(Dataset records)
+ + + + + + +

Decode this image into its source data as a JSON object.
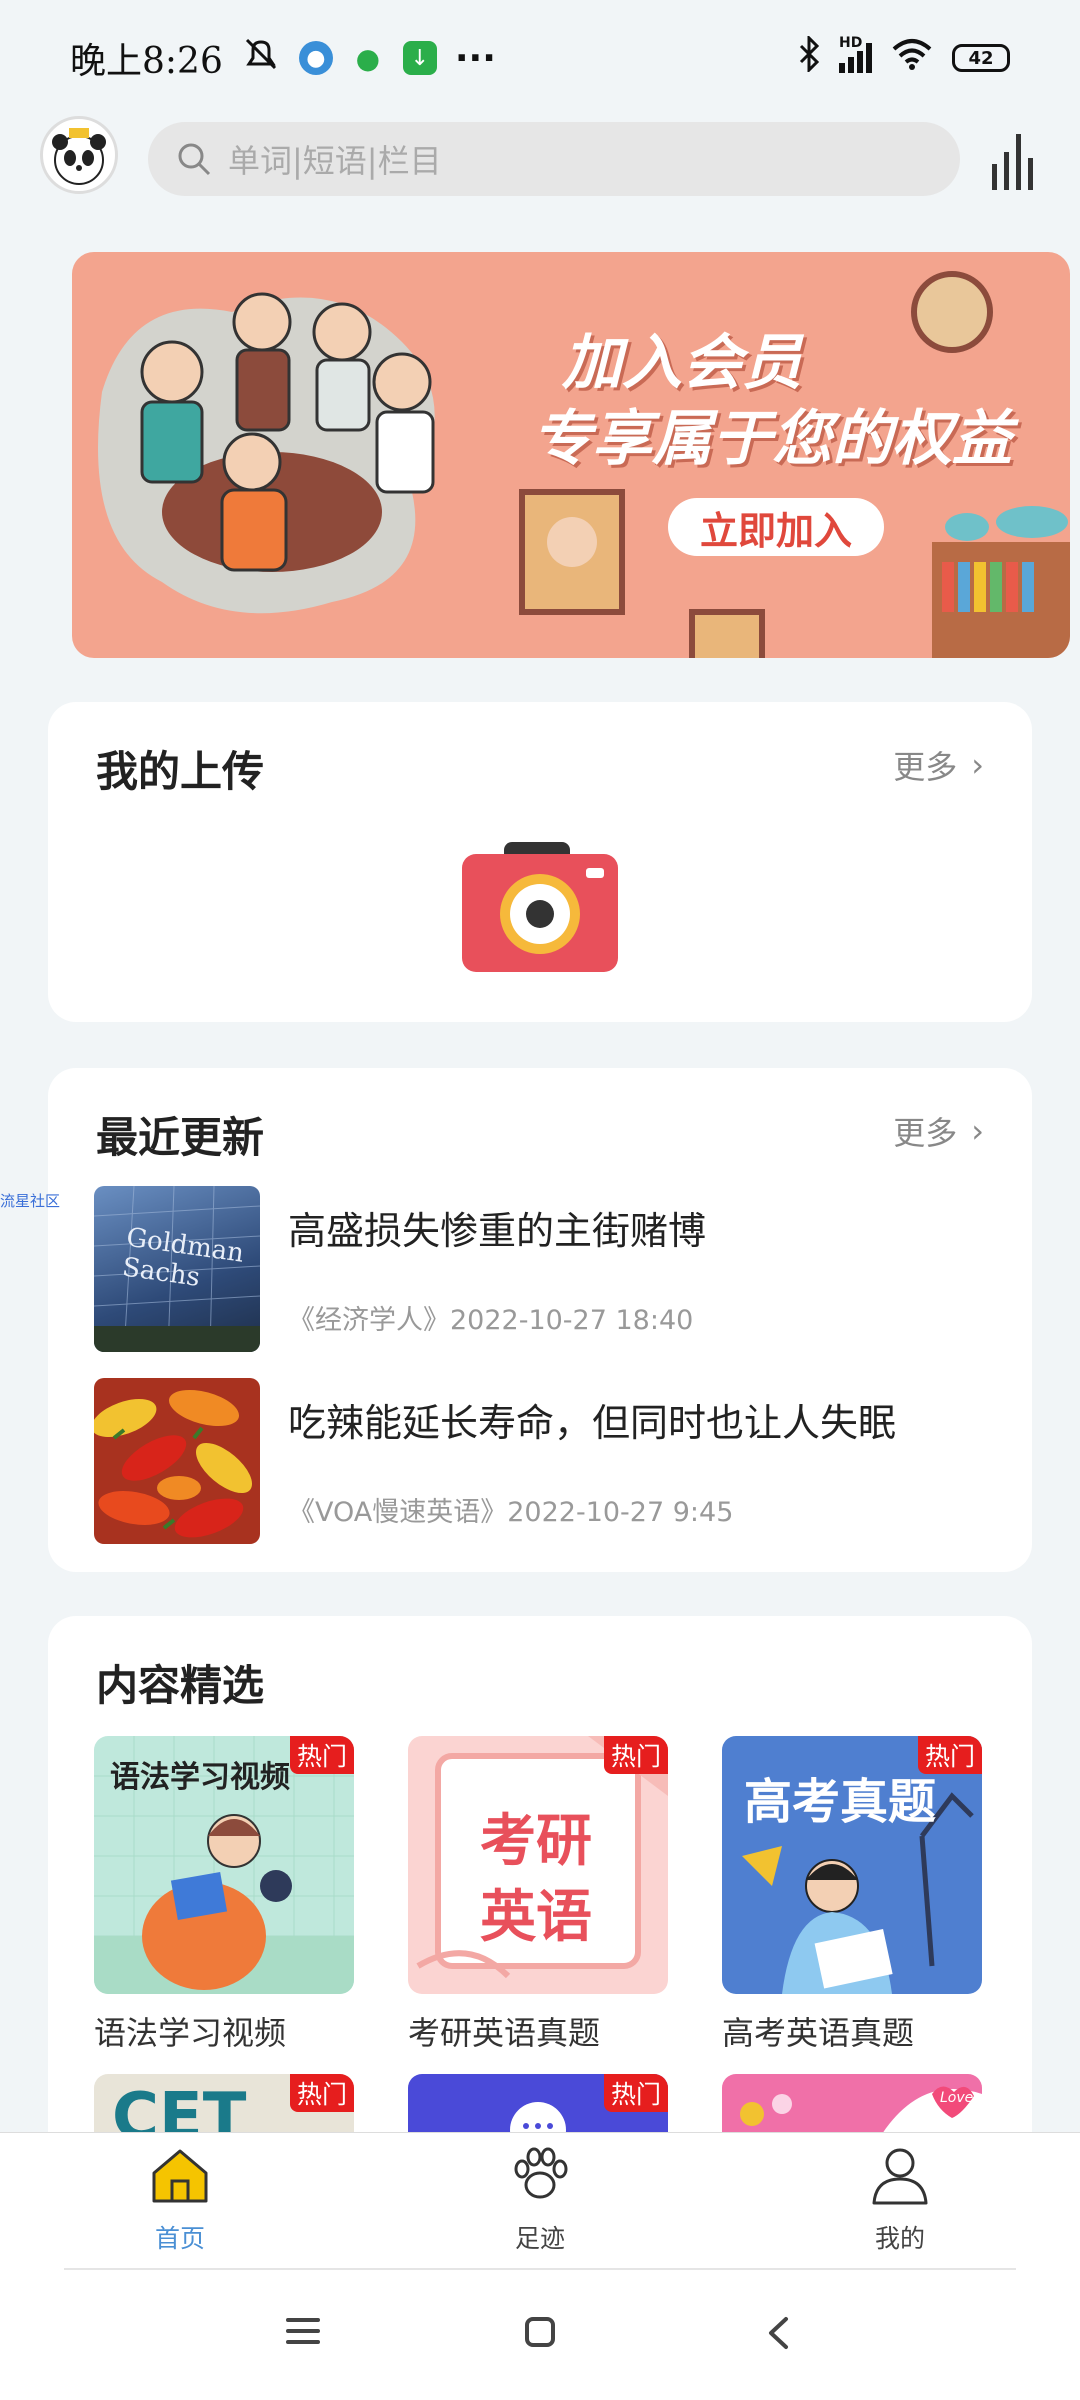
{
  "status_bar": {
    "time": "晚上8:26",
    "more": "···",
    "network": "HD",
    "battery": "42"
  },
  "search": {
    "placeholder": "单词|短语|栏目"
  },
  "banner": {
    "line1": "加入会员",
    "line2": "专享属于您的权益",
    "button": "立即加入"
  },
  "uploads": {
    "title": "我的上传",
    "more": "更多"
  },
  "recent": {
    "title": "最近更新",
    "more": "更多",
    "items": [
      {
        "title": "高盛损失惨重的主街赌博",
        "meta": "《经济学人》2022-10-27 18:40",
        "thumb_text": "Goldman Sachs"
      },
      {
        "title": "吃辣能延长寿命，但同时也让人失眠",
        "meta": "《VOA慢速英语》2022-10-27 9:45"
      }
    ]
  },
  "side_tag": "流星社区",
  "selection": {
    "title": "内容精选",
    "hot": "热门",
    "tiles": [
      {
        "label": "语法学习视频",
        "art_text": "语法学习视频"
      },
      {
        "label": "考研英语真题",
        "art_text1": "考研",
        "art_text2": "英语"
      },
      {
        "label": "高考英语真题",
        "art_text": "高考真题"
      }
    ],
    "row2": [
      {
        "art_text": "CET"
      },
      {
        "art_text": ""
      },
      {
        "art_text": "Love"
      }
    ]
  },
  "bottom_nav": {
    "items": [
      {
        "label": "首页",
        "active": true
      },
      {
        "label": "足迹",
        "active": false
      },
      {
        "label": "我的",
        "active": false
      }
    ]
  },
  "colors": {
    "accent": "#4a8fd4",
    "hot": "#e61e1e",
    "banner": "#f3a48e",
    "home_icon": "#f5c400"
  }
}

+ + + + + + +

▸ What to produce
Quote every entry exactly, with the pictures omitted.

▸ Task result
Decode this image into its source data as a JSON object.
{
  "status_bar": {
    "time": "晚上8:26",
    "more": "···",
    "network": "HD",
    "battery": "42"
  },
  "search": {
    "placeholder": "单词|短语|栏目"
  },
  "banner": {
    "line1": "加入会员",
    "line2": "专享属于您的权益",
    "button": "立即加入"
  },
  "uploads": {
    "title": "我的上传",
    "more": "更多"
  },
  "recent": {
    "title": "最近更新",
    "more": "更多",
    "items": [
      {
        "title": "高盛损失惨重的主街赌博",
        "meta": "《经济学人》2022-10-27 18:40",
        "thumb_text": "Goldman Sachs"
      },
      {
        "title": "吃辣能延长寿命，但同时也让人失眠",
        "meta": "《VOA慢速英语》2022-10-27 9:45"
      }
    ]
  },
  "side_tag": "流星社区",
  "selection": {
    "title": "内容精选",
    "hot": "热门",
    "tiles": [
      {
        "label": "语法学习视频",
        "art_text": "语法学习视频"
      },
      {
        "label": "考研英语真题",
        "art_text1": "考研",
        "art_text2": "英语"
      },
      {
        "label": "高考英语真题",
        "art_text": "高考真题"
      }
    ],
    "row2": [
      {
        "art_text": "CET"
      },
      {
        "art_text": ""
      },
      {
        "art_text": "Love"
      }
    ]
  },
  "bottom_nav": {
    "items": [
      {
        "label": "首页",
        "active": true
      },
      {
        "label": "足迹",
        "active": false
      },
      {
        "label": "我的",
        "active": false
      }
    ]
  },
  "colors": {
    "accent": "#4a8fd4",
    "hot": "#e61e1e",
    "banner": "#f3a48e",
    "home_icon": "#f5c400"
  }
}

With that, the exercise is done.